▸ **Document**:
______
While I cannot be certain as to His Honour Judge Timothy Crowley at the time of the events which gave rise to that decision of the Supreme Court, the first named Respondent was undoubtedly at all material times acting and purporting to act as a Judge of the Dublin Metropolitan District. This is stated on the face of the Warrant dated 5th February, 2004, and signed by him. It also appears on the Sworn Information, which Information is in the form of Form 15.3 of Schedule B of the Rules of the District Court 1997, and to which Information I have already adverted.
Section 41 of the Petty Sessions (Ireland) Act, 1851, provides as follows:-
          “Nothing in this Act shall extend to the Police District of Dublin Metropolis, or alter or affect in any Manner whatsoever any of the Provisions or Enactments contained in any Act regulating the Powers and Duties of Justices of the Peace or of the Police of the District of Dublin Metropolis, or be deemed applicable in any way to the same save so far as relates to the backing or executing of any Warrant…”
______
▸ **Provided data**:
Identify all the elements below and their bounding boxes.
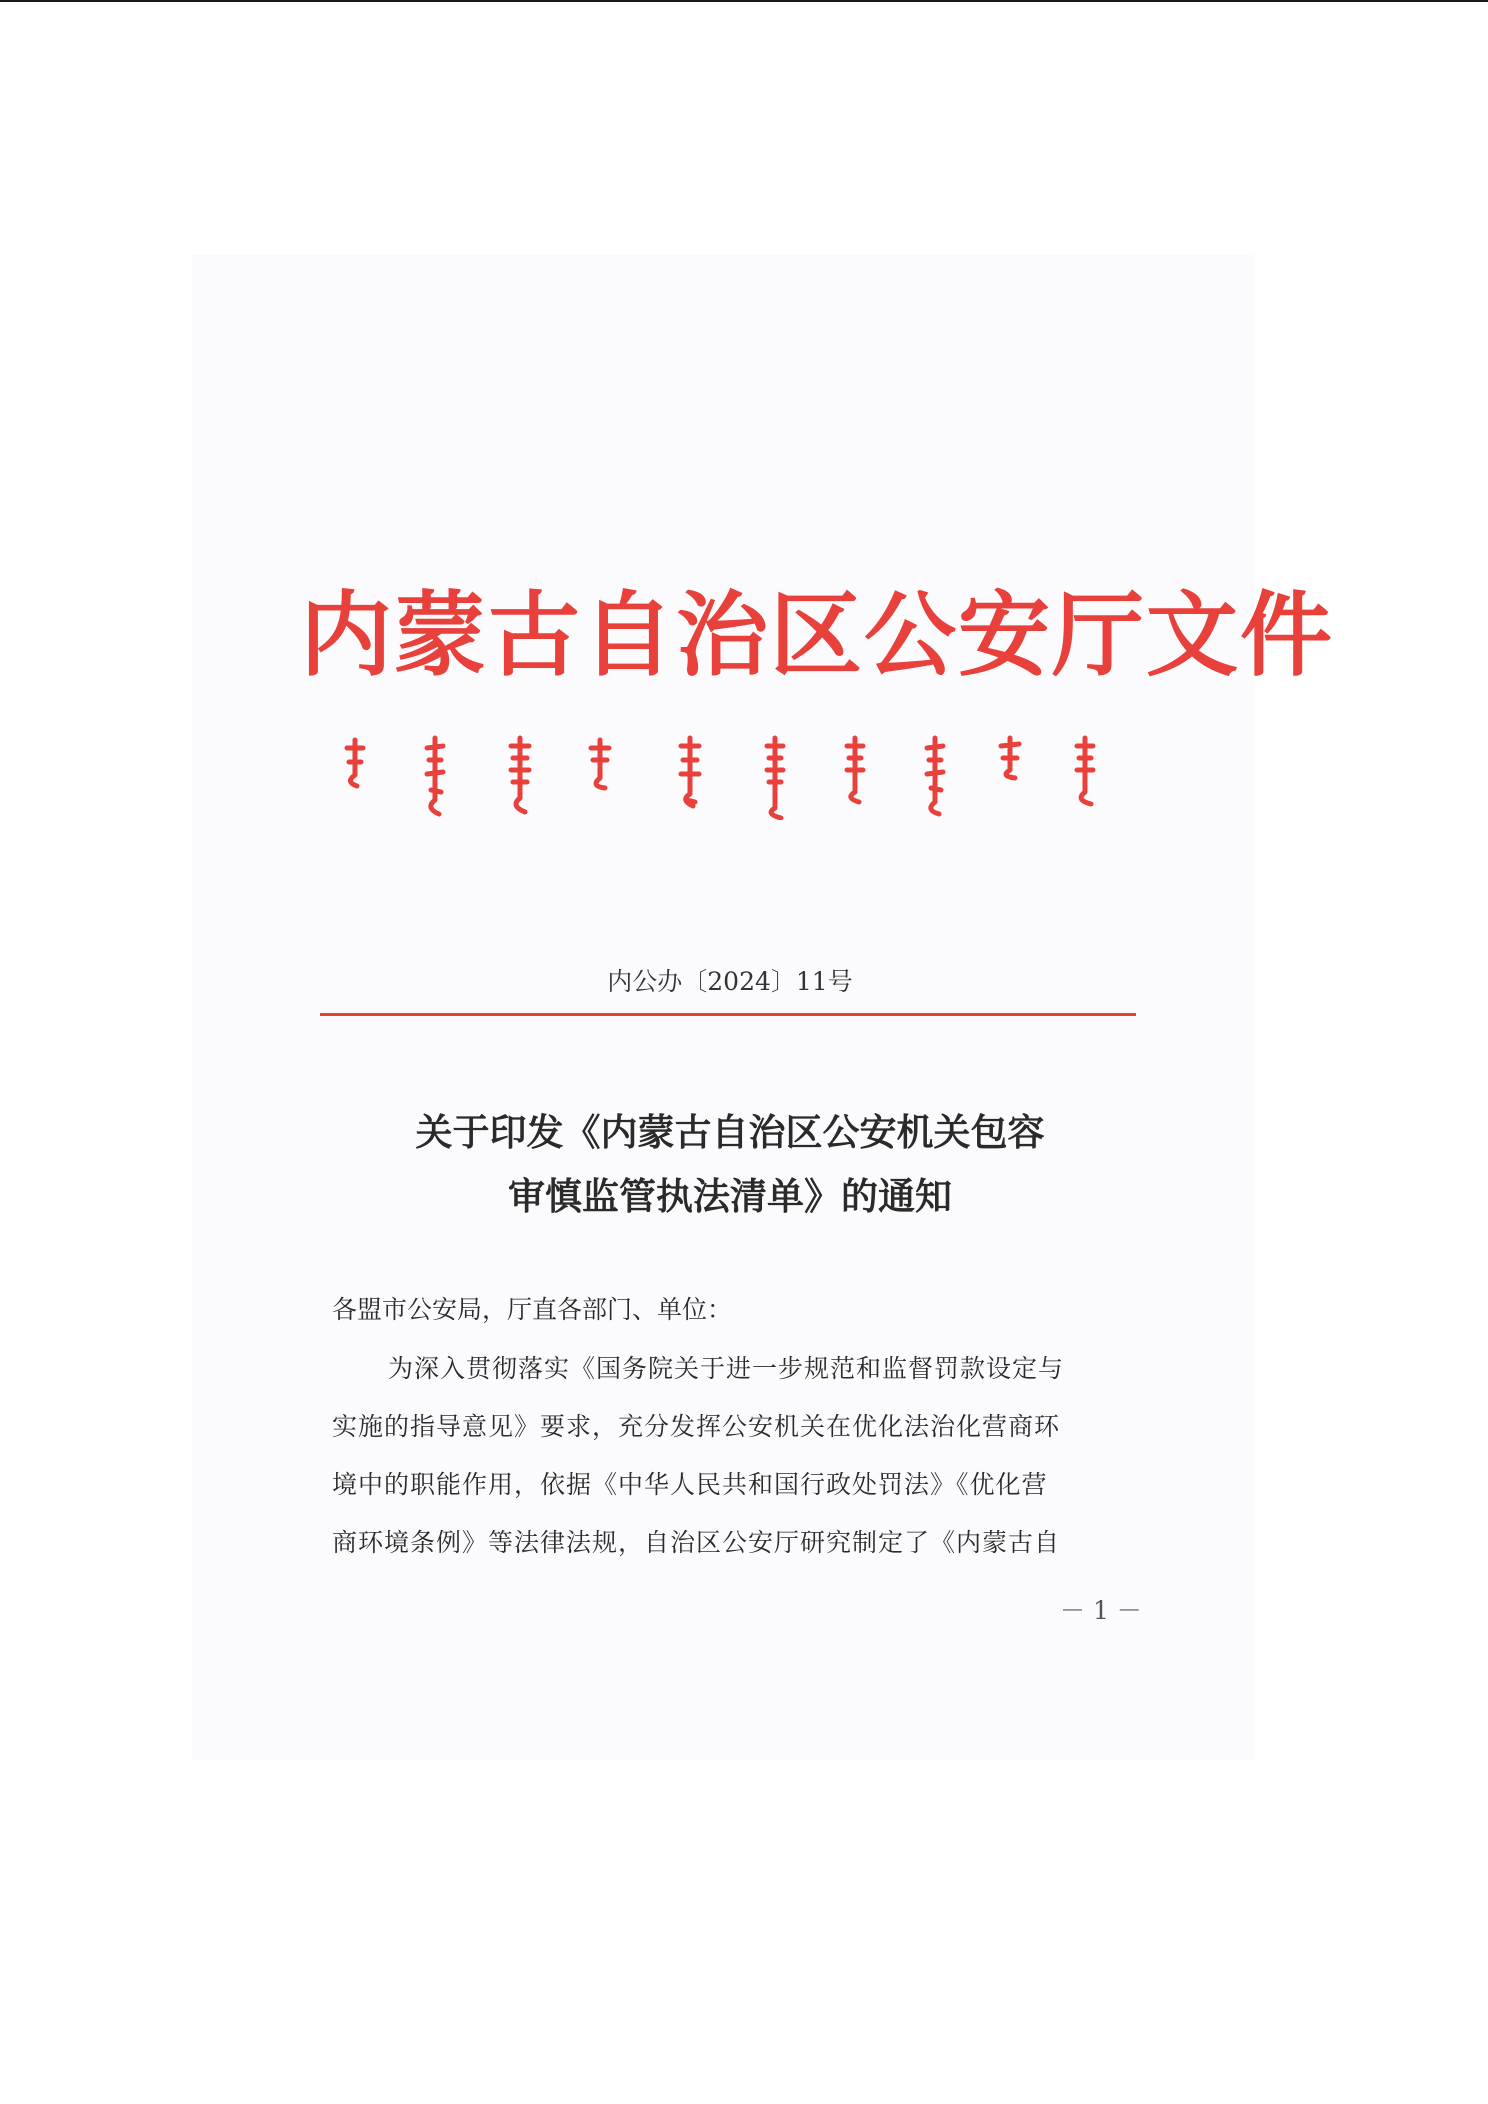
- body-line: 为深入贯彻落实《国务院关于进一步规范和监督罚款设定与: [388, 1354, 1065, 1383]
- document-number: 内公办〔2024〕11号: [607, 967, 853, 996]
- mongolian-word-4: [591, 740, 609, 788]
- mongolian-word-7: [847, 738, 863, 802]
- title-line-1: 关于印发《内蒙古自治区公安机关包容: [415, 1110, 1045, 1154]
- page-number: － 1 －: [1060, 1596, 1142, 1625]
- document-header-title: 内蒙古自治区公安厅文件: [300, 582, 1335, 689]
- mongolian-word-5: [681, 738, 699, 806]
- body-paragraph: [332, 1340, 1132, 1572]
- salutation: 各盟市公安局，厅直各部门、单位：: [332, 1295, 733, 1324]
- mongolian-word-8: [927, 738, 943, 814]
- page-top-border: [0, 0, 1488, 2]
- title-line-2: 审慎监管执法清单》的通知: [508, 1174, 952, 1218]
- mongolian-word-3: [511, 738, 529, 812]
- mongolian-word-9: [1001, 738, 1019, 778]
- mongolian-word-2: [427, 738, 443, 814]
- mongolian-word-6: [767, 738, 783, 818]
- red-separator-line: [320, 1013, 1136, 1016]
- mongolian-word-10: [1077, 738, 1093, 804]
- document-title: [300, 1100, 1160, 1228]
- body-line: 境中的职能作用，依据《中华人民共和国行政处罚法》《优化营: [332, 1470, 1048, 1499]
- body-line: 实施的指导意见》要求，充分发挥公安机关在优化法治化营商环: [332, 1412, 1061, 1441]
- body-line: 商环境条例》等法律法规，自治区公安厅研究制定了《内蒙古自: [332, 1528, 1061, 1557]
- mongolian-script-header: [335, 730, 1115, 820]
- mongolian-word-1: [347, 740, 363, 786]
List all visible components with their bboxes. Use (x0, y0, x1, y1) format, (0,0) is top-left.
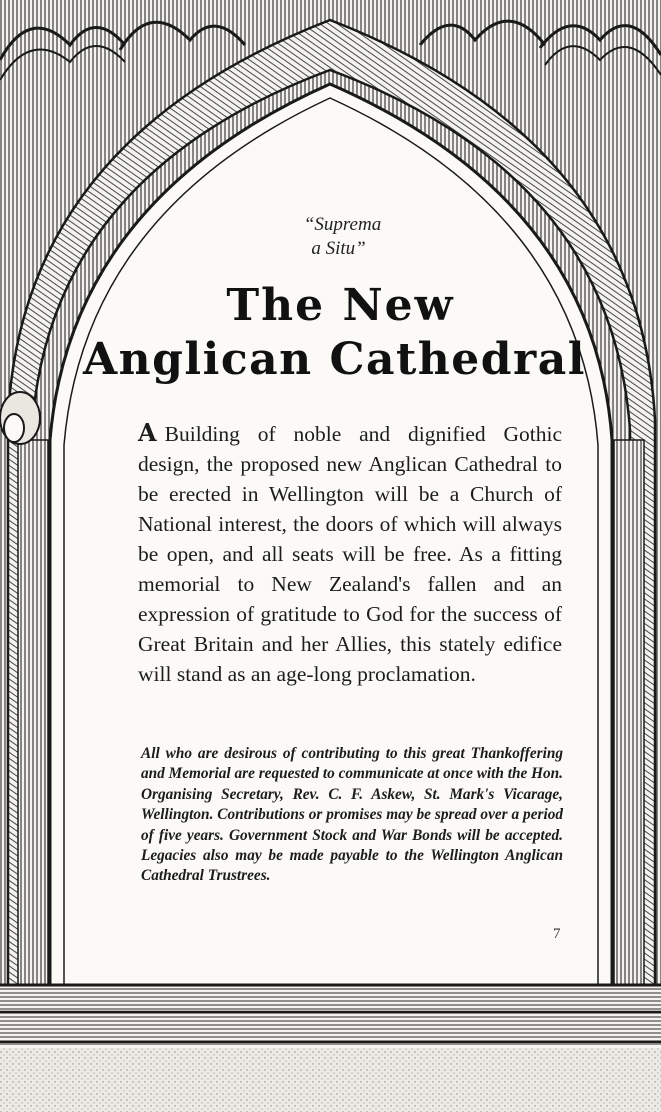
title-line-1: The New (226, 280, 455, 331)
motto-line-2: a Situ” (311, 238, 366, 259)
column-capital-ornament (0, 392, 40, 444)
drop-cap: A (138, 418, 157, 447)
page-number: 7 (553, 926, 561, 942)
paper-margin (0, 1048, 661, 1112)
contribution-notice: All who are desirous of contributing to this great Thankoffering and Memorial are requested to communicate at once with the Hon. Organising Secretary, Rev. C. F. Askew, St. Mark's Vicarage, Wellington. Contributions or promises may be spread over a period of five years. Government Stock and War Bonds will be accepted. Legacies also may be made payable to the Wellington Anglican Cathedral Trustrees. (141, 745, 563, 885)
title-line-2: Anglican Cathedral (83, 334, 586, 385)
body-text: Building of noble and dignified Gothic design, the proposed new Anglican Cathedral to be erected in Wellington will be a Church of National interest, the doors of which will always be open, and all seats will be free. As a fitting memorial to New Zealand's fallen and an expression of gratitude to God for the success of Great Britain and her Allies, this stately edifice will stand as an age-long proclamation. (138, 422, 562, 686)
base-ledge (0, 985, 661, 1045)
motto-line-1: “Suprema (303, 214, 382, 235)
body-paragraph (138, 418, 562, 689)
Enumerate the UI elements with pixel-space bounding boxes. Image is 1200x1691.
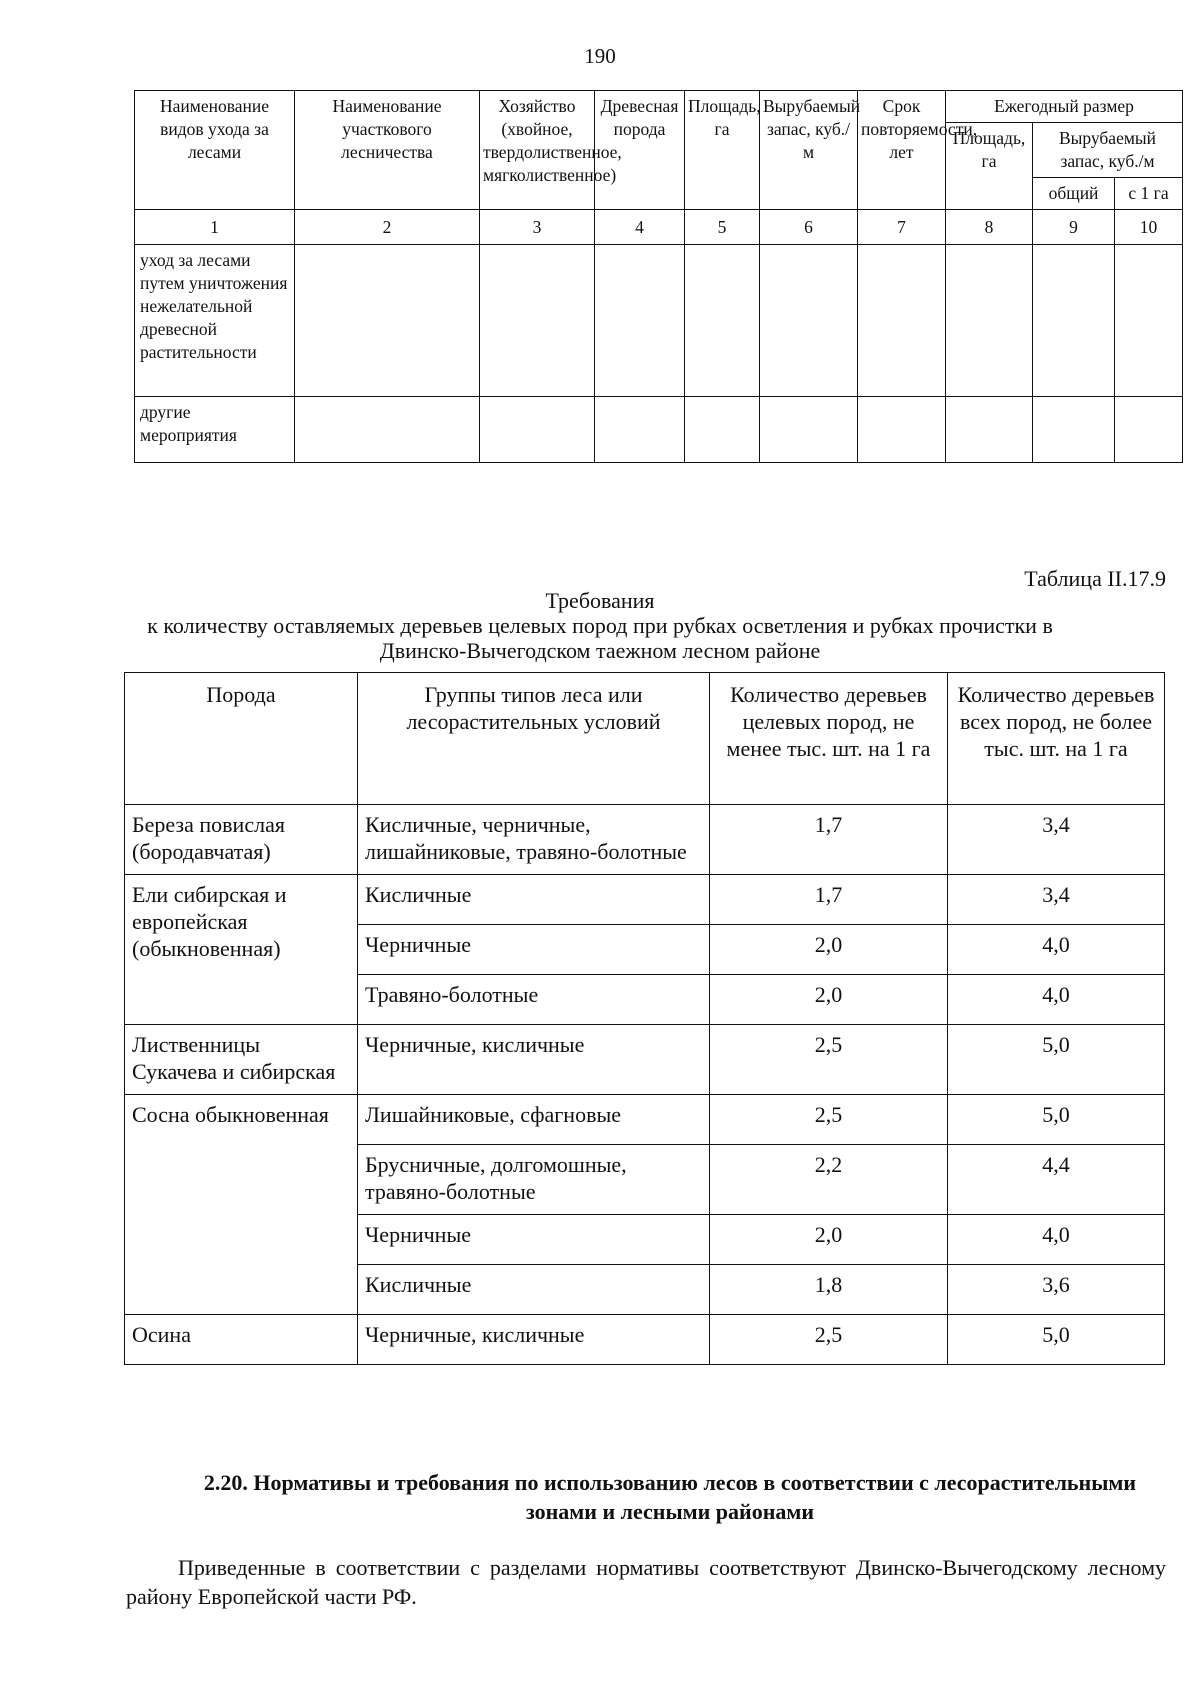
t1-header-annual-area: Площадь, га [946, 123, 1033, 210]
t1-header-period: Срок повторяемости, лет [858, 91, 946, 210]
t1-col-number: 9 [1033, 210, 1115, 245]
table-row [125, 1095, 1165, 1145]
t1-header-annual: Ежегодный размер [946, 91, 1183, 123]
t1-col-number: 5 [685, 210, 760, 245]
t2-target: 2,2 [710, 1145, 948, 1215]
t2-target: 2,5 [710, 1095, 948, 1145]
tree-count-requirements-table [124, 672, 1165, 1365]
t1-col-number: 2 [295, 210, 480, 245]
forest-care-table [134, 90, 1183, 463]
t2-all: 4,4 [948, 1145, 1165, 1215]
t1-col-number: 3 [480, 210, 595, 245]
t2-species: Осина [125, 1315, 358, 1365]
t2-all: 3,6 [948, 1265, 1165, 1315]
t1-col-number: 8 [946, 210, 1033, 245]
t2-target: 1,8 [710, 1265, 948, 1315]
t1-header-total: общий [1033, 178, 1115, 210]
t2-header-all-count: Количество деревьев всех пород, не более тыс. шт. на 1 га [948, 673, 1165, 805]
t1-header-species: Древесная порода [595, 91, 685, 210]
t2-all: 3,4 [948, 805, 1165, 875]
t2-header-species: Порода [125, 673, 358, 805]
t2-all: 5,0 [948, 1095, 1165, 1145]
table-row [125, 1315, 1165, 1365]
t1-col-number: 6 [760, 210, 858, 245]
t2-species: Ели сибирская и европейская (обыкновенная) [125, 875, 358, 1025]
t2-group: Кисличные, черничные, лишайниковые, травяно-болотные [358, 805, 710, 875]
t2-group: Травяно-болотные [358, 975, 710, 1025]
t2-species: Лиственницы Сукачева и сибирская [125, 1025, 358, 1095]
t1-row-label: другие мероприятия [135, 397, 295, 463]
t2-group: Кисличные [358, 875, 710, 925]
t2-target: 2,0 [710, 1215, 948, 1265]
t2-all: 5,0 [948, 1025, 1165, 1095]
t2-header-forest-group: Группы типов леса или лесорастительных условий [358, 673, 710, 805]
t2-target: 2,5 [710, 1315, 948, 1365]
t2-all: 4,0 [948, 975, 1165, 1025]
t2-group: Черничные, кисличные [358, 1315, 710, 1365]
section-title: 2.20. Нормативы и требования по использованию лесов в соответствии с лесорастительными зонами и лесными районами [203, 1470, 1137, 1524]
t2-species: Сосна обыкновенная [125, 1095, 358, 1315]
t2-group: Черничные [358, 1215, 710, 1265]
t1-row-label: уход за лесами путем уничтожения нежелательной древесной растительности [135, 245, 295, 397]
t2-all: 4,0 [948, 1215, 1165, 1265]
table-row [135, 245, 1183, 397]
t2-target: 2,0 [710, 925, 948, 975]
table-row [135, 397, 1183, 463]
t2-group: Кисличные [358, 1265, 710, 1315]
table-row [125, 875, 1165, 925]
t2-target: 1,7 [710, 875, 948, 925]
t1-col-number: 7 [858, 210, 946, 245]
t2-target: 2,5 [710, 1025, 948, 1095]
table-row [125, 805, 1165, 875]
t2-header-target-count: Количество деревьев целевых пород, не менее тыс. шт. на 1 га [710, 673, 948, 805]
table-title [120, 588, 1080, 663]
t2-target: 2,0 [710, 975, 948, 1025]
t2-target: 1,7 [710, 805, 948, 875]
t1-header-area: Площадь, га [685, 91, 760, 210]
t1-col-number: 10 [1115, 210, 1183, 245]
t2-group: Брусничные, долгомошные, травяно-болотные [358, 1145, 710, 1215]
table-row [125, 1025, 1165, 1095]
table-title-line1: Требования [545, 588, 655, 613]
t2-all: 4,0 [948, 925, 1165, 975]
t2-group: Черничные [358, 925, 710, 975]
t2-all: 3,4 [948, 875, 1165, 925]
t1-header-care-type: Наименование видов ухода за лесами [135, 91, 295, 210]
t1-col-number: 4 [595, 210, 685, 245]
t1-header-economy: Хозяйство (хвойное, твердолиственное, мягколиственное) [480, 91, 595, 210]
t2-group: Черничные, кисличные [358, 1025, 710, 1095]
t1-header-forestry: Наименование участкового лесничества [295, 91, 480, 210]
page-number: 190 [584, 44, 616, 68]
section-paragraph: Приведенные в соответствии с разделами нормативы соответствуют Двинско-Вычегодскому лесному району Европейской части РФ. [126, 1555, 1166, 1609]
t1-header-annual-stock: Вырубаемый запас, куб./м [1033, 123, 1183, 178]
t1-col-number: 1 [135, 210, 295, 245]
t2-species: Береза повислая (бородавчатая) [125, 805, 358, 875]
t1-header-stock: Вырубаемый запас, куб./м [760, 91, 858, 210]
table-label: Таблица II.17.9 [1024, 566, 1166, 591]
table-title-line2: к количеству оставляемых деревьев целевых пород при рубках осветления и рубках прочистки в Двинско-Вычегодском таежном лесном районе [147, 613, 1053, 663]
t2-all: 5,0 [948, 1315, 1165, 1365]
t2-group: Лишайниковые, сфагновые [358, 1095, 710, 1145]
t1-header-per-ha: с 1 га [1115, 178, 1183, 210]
______
▸ **Short task A**: List every year mentioned in the judgment excerpt, and state what each one is attached to.
▸ **Short task B**: According to the judgment excerpt, what form is the Sworn Information in?
▸ **Short task C**: Reproduce a passage of the judgment excerpt, beginning at the words "While I cannot" and stopping after the words "have already adverted.".

▸ **Worked solution A**:
- 2004: the date of the Warrant, 5th February, 2004
- 1997: the Rules of the District Court 1997
- 1851: the Petty Sessions (Ireland) Act, 1851

▸ **Worked solution B**: Form 15.3 of Schedule B of the Rules of the District Court 1997.

▸ **Worked solution C**:
While I cannot be certain as to His Honour Judge Timothy Crowley at the time of the events which gave rise to that decision of the Supreme Court, the first named Respondent was undoubtedly at all material times acting and purporting to act as a Judge of the Dublin Metropolitan District. This is stated on the face of the Warrant dated 5th February, 2004, and signed by him. It also appears on the Sworn Information, which Information is in the form of Form 15.3 of Schedule B of the Rules of the District Court 1997, and to which Information I have already adverted.